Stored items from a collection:
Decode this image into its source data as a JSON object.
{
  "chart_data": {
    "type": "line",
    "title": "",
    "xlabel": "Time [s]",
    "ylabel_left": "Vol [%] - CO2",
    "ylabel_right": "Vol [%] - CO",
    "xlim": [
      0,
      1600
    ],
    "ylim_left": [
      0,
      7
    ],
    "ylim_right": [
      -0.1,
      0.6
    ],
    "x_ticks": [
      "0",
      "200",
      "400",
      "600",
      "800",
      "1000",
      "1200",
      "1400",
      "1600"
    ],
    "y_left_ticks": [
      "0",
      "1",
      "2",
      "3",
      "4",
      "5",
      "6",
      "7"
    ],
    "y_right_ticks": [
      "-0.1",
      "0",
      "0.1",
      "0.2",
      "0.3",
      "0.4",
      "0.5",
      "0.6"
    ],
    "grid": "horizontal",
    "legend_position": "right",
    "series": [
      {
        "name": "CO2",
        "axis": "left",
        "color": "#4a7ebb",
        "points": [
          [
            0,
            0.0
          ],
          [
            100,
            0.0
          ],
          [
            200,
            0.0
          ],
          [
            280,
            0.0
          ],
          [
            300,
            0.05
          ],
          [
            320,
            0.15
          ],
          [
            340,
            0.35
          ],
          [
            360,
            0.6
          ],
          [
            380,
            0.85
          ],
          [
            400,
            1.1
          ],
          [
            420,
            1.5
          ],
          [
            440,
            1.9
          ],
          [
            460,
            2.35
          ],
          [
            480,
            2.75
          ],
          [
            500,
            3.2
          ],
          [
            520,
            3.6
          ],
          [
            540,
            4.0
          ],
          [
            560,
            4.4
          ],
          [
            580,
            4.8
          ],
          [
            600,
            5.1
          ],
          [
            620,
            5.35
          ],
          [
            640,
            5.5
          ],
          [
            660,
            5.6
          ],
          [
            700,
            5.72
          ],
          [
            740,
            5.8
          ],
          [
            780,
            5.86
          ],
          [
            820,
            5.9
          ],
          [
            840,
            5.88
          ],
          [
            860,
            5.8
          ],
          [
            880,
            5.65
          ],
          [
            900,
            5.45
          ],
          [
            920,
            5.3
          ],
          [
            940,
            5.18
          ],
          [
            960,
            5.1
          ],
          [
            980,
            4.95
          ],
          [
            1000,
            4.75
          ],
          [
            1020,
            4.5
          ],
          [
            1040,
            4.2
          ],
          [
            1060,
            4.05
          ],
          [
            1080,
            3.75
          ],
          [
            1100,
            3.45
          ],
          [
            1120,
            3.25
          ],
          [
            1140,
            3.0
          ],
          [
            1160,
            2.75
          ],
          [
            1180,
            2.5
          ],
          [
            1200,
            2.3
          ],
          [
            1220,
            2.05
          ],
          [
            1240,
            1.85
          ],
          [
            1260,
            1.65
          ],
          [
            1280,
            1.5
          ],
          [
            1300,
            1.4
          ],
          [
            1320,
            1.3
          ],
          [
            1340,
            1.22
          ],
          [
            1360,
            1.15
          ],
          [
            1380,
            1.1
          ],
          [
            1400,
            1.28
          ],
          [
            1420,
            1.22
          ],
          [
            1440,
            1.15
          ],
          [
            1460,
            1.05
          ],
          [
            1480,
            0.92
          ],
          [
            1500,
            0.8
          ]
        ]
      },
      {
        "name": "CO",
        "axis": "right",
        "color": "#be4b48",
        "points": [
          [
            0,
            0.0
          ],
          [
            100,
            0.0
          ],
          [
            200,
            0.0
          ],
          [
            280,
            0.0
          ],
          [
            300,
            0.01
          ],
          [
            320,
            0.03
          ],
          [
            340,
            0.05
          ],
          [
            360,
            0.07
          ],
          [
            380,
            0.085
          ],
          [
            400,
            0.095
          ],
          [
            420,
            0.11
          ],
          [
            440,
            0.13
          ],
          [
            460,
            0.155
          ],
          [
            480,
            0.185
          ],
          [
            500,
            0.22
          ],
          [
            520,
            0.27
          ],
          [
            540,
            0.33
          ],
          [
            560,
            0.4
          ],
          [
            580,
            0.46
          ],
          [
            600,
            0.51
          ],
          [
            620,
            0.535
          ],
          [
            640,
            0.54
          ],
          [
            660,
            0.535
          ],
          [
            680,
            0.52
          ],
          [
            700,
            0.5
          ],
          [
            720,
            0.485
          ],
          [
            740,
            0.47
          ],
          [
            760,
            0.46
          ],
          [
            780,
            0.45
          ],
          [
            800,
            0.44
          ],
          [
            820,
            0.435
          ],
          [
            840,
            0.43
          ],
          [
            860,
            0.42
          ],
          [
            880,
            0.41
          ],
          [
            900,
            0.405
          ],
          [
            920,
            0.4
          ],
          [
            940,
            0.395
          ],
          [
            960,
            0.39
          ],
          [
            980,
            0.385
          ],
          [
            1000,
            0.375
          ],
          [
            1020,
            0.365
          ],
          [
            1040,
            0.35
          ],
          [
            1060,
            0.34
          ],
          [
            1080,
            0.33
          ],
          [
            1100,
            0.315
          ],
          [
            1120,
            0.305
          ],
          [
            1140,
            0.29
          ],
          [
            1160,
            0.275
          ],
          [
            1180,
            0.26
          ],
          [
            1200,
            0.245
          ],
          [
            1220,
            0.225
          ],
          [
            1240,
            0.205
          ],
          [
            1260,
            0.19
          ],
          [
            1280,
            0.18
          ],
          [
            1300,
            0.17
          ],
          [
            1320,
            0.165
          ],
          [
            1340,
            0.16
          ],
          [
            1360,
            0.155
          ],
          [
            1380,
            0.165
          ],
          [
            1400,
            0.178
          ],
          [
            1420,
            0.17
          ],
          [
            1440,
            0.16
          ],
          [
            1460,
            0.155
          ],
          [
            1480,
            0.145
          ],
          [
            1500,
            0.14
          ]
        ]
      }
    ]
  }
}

## Problem statement
All the data must be duplicated exactly, with nothing added or removed.

## Complete response
Decode this image into its source data as a JSON object.
{
  "chart_data": {
    "type": "line",
    "title": "",
    "xlabel": "Time [s]",
    "ylabel_left": "Vol [%] - CO2",
    "ylabel_right": "Vol [%] - CO",
    "xlim": [
      0,
      1600
    ],
    "ylim_left": [
      0,
      7
    ],
    "ylim_right": [
      -0.1,
      0.6
    ],
    "x_ticks": [
      "0",
      "200",
      "400",
      "600",
      "800",
      "1000",
      "1200",
      "1400",
      "1600"
    ],
    "y_left_ticks": [
      "0",
      "1",
      "2",
      "3",
      "4",
      "5",
      "6",
      "7"
    ],
    "y_right_ticks": [
      "-0.1",
      "0",
      "0.1",
      "0.2",
      "0.3",
      "0.4",
      "0.5",
      "0.6"
    ],
    "grid": "horizontal",
    "legend_position": "right",
    "series": [
      {
        "name": "CO2",
        "axis": "left",
        "color": "#4a7ebb",
        "points": [
          [
            0,
            0.0
          ],
          [
            100,
            0.0
          ],
          [
            200,
            0.0
          ],
          [
            280,
            0.0
          ],
          [
            300,
            0.05
          ],
          [
            320,
            0.15
          ],
          [
            340,
            0.35
          ],
          [
            360,
            0.6
          ],
          [
            380,
            0.85
          ],
          [
            400,
            1.1
          ],
          [
            420,
            1.5
          ],
          [
            440,
            1.9
          ],
          [
            460,
            2.35
          ],
          [
            480,
            2.75
          ],
          [
            500,
            3.2
          ],
          [
            520,
            3.6
          ],
          [
            540,
            4.0
          ],
          [
            560,
            4.4
          ],
          [
            580,
            4.8
          ],
          [
            600,
            5.1
          ],
          [
            620,
            5.35
          ],
          [
            640,
            5.5
          ],
          [
            660,
            5.6
          ],
          [
            700,
            5.72
          ],
          [
            740,
            5.8
          ],
          [
            780,
            5.86
          ],
          [
            820,
            5.9
          ],
          [
            840,
            5.88
          ],
          [
            860,
            5.8
          ],
          [
            880,
            5.65
          ],
          [
            900,
            5.45
          ],
          [
            920,
            5.3
          ],
          [
            940,
            5.18
          ],
          [
            960,
            5.1
          ],
          [
            980,
            4.95
          ],
          [
            1000,
            4.75
          ],
          [
            1020,
            4.5
          ],
          [
            1040,
            4.2
          ],
          [
            1060,
            4.05
          ],
          [
            1080,
            3.75
          ],
          [
            1100,
            3.45
          ],
          [
            1120,
            3.25
          ],
          [
            1140,
            3.0
          ],
          [
            1160,
            2.75
          ],
          [
            1180,
            2.5
          ],
          [
            1200,
            2.3
          ],
          [
            1220,
            2.05
          ],
          [
            1240,
            1.85
          ],
          [
            1260,
            1.65
          ],
          [
            1280,
            1.5
          ],
          [
            1300,
            1.4
          ],
          [
            1320,
            1.3
          ],
          [
            1340,
            1.22
          ],
          [
            1360,
            1.15
          ],
          [
            1380,
            1.1
          ],
          [
            1400,
            1.28
          ],
          [
            1420,
            1.22
          ],
          [
            1440,
            1.15
          ],
          [
            1460,
            1.05
          ],
          [
            1480,
            0.92
          ],
          [
            1500,
            0.8
          ]
        ]
      },
      {
        "name": "CO",
        "axis": "right",
        "color": "#be4b48",
        "points": [
          [
            0,
            0.0
          ],
          [
            100,
            0.0
          ],
          [
            200,
            0.0
          ],
          [
            280,
            0.0
          ],
          [
            300,
            0.01
          ],
          [
            320,
            0.03
          ],
          [
            340,
            0.05
          ],
          [
            360,
            0.07
          ],
          [
            380,
            0.085
          ],
          [
            400,
            0.095
          ],
          [
            420,
            0.11
          ],
          [
            440,
            0.13
          ],
          [
            460,
            0.155
          ],
          [
            480,
            0.185
          ],
          [
            500,
            0.22
          ],
          [
            520,
            0.27
          ],
          [
            540,
            0.33
          ],
          [
            560,
            0.4
          ],
          [
            580,
            0.46
          ],
          [
            600,
            0.51
          ],
          [
            620,
            0.535
          ],
          [
            640,
            0.54
          ],
          [
            660,
            0.535
          ],
          [
            680,
            0.52
          ],
          [
            700,
            0.5
          ],
          [
            720,
            0.485
          ],
          [
            740,
            0.47
          ],
          [
            760,
            0.46
          ],
          [
            780,
            0.45
          ],
          [
            800,
            0.44
          ],
          [
            820,
            0.435
          ],
          [
            840,
            0.43
          ],
          [
            860,
            0.42
          ],
          [
            880,
            0.41
          ],
          [
            900,
            0.405
          ],
          [
            920,
            0.4
          ],
          [
            940,
            0.395
          ],
          [
            960,
            0.39
          ],
          [
            980,
            0.385
          ],
          [
            1000,
            0.375
          ],
          [
            1020,
            0.365
          ],
          [
            1040,
            0.35
          ],
          [
            1060,
            0.34
          ],
          [
            1080,
            0.33
          ],
          [
            1100,
            0.315
          ],
          [
            1120,
            0.305
          ],
          [
            1140,
            0.29
          ],
          [
            1160,
            0.275
          ],
          [
            1180,
            0.26
          ],
          [
            1200,
            0.245
          ],
          [
            1220,
            0.225
          ],
          [
            1240,
            0.205
          ],
          [
            1260,
            0.19
          ],
          [
            1280,
            0.18
          ],
          [
            1300,
            0.17
          ],
          [
            1320,
            0.165
          ],
          [
            1340,
            0.16
          ],
          [
            1360,
            0.155
          ],
          [
            1380,
            0.165
          ],
          [
            1400,
            0.178
          ],
          [
            1420,
            0.17
          ],
          [
            1440,
            0.16
          ],
          [
            1460,
            0.155
          ],
          [
            1480,
            0.145
          ],
          [
            1500,
            0.14
          ]
        ]
      }
    ]
  }
}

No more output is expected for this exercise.